Your instructions: Look through the data below. Pick out the lines holding the string "Days".

Data provided:
* begin *

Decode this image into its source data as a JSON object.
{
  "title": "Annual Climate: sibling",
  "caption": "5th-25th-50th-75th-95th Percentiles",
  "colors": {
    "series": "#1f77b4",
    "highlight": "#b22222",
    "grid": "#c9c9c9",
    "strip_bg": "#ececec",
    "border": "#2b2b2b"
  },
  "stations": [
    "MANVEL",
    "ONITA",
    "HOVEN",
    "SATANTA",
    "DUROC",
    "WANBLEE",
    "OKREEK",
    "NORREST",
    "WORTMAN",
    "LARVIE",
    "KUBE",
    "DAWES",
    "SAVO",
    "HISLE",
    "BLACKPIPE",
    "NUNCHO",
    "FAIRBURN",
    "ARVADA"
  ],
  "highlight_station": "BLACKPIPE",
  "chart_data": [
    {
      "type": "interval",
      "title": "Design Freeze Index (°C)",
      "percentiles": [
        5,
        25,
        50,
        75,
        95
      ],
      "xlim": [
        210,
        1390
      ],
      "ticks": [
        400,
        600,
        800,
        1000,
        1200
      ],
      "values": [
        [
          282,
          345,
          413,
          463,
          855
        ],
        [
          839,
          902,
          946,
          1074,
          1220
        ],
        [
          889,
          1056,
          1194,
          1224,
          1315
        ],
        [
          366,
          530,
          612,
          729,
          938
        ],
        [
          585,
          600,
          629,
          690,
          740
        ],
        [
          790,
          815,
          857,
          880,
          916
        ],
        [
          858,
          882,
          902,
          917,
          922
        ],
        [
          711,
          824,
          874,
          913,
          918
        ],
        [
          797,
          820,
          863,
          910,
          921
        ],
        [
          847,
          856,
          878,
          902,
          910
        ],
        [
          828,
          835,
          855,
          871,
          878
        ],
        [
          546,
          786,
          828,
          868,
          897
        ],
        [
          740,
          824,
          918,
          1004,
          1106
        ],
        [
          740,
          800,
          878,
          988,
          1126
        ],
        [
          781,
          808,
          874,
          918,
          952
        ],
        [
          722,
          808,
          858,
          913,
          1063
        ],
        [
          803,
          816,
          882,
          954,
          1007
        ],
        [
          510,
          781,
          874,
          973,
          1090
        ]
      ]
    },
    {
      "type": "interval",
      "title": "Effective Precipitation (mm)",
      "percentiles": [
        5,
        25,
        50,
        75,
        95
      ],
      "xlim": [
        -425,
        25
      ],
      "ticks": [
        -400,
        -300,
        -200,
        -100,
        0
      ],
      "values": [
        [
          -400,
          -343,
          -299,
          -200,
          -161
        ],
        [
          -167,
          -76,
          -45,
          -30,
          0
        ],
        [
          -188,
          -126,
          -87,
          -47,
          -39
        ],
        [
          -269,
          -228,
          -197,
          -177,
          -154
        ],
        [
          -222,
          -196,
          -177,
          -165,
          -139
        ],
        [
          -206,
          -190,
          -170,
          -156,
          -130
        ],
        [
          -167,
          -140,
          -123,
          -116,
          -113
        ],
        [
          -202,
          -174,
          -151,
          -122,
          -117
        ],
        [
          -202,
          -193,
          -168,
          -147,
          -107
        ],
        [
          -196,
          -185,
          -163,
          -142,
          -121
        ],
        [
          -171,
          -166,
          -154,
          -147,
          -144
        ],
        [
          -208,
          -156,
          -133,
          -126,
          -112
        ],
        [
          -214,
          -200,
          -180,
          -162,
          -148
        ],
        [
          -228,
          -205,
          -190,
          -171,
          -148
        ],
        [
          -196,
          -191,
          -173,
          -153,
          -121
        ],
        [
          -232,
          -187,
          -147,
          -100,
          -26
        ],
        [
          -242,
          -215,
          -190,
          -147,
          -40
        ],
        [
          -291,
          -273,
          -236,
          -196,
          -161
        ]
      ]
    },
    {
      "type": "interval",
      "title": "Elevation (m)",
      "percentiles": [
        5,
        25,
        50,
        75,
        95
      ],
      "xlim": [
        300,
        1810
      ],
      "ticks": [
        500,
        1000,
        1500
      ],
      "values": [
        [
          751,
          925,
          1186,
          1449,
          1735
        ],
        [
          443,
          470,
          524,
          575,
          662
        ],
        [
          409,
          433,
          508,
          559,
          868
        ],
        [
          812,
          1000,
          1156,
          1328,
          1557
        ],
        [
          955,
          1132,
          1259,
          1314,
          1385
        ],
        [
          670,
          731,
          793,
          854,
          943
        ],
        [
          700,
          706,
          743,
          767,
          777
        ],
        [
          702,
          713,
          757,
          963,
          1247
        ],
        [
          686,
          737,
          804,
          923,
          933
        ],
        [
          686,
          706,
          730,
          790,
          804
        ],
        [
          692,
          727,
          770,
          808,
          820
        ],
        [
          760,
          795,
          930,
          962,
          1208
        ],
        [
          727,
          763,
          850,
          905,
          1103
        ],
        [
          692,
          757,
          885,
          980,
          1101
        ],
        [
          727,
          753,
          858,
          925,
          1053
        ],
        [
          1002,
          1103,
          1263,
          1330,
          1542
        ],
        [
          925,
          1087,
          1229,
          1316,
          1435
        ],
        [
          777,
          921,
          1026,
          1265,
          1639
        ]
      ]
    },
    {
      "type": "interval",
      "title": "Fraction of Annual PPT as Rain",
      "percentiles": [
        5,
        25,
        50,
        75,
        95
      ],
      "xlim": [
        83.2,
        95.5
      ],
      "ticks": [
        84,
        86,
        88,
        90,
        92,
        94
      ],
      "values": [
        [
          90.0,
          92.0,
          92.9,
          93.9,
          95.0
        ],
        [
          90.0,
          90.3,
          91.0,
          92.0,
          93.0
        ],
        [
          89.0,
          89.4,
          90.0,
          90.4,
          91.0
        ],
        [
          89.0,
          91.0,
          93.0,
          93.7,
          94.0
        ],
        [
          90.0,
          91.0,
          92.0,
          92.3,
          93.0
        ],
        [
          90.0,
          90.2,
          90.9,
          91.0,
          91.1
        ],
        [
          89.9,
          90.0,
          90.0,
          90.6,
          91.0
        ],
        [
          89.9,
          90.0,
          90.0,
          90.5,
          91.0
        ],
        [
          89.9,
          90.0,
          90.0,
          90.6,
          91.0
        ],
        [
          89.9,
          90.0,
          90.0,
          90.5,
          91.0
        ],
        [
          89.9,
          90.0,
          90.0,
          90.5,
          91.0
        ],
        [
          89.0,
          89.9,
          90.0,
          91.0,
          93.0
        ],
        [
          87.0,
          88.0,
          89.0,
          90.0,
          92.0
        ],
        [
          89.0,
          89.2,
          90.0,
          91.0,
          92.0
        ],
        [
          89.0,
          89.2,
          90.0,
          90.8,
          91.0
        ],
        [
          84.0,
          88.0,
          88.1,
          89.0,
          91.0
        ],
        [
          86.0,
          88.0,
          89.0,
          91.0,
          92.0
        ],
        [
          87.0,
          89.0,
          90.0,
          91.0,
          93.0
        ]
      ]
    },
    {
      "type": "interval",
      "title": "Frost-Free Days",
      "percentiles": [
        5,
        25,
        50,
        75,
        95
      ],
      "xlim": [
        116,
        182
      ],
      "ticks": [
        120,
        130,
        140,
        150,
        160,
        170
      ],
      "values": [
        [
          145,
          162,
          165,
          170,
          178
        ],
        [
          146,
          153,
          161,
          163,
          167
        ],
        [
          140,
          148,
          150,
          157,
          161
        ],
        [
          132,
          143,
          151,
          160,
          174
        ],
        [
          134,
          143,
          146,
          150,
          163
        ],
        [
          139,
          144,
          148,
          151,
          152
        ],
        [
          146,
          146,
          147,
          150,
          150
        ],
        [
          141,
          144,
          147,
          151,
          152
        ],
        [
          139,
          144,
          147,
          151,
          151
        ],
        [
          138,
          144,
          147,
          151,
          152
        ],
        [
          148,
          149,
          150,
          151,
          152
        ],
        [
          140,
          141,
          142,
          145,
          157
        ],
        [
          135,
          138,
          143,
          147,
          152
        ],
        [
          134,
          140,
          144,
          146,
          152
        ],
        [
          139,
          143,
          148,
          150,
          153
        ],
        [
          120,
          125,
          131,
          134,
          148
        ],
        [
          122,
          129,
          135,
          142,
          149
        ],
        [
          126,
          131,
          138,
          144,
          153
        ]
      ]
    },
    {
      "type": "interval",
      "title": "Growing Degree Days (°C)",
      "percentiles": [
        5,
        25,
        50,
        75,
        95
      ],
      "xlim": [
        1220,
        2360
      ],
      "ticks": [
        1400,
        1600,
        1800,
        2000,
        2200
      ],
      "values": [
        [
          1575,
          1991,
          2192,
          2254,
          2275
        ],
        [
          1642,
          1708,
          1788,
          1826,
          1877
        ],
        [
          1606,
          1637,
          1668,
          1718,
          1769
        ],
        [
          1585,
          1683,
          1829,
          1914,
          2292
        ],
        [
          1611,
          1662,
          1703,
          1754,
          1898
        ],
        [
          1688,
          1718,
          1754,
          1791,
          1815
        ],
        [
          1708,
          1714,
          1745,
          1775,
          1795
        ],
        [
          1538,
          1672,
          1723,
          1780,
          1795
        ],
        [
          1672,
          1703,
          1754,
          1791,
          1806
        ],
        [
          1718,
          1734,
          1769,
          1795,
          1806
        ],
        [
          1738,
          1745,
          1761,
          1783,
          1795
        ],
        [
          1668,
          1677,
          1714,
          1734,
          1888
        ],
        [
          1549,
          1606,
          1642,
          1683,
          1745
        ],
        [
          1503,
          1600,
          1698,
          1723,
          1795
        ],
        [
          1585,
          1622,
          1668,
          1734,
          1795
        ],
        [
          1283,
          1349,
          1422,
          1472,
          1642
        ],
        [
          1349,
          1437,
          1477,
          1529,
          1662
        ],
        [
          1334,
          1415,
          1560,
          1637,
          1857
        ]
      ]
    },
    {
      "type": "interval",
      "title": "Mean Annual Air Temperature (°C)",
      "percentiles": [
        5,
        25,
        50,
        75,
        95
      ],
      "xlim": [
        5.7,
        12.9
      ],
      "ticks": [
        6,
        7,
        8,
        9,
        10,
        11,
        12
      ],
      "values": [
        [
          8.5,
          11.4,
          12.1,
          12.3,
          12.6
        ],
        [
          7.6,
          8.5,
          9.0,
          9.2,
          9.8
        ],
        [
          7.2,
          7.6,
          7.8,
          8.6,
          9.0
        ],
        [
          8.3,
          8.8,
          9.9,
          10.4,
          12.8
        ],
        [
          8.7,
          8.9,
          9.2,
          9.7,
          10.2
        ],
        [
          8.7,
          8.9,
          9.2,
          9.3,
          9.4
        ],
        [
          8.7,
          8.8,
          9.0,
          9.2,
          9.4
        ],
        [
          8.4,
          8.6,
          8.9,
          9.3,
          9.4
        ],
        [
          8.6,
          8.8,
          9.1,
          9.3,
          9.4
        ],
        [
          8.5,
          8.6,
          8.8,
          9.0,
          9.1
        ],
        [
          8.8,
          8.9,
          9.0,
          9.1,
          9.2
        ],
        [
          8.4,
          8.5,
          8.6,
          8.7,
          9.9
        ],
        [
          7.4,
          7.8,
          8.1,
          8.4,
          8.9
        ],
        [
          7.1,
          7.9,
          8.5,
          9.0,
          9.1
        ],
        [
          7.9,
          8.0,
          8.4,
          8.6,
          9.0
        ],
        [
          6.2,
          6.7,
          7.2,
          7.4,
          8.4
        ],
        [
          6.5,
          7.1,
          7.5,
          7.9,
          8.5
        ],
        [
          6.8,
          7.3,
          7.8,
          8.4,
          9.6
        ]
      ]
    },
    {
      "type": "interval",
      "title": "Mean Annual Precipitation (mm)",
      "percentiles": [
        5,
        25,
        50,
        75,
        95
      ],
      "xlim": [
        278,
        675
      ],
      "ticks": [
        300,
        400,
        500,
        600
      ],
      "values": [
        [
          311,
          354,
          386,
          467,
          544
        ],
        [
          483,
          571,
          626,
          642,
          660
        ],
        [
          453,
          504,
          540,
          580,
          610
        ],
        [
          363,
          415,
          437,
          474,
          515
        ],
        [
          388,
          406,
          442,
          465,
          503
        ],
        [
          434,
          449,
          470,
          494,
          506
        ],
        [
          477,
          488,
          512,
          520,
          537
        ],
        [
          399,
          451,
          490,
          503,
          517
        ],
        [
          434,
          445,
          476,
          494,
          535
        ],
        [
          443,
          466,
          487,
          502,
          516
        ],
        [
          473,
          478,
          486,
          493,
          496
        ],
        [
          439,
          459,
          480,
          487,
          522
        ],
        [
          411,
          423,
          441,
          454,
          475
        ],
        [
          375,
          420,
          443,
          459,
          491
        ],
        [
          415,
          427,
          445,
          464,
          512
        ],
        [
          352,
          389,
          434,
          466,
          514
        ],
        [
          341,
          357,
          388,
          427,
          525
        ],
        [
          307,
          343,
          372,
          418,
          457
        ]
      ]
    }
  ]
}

* end *

The answer:
      "title": "Frost-Free Days",
      "title": "Growing Degree Days (°C)",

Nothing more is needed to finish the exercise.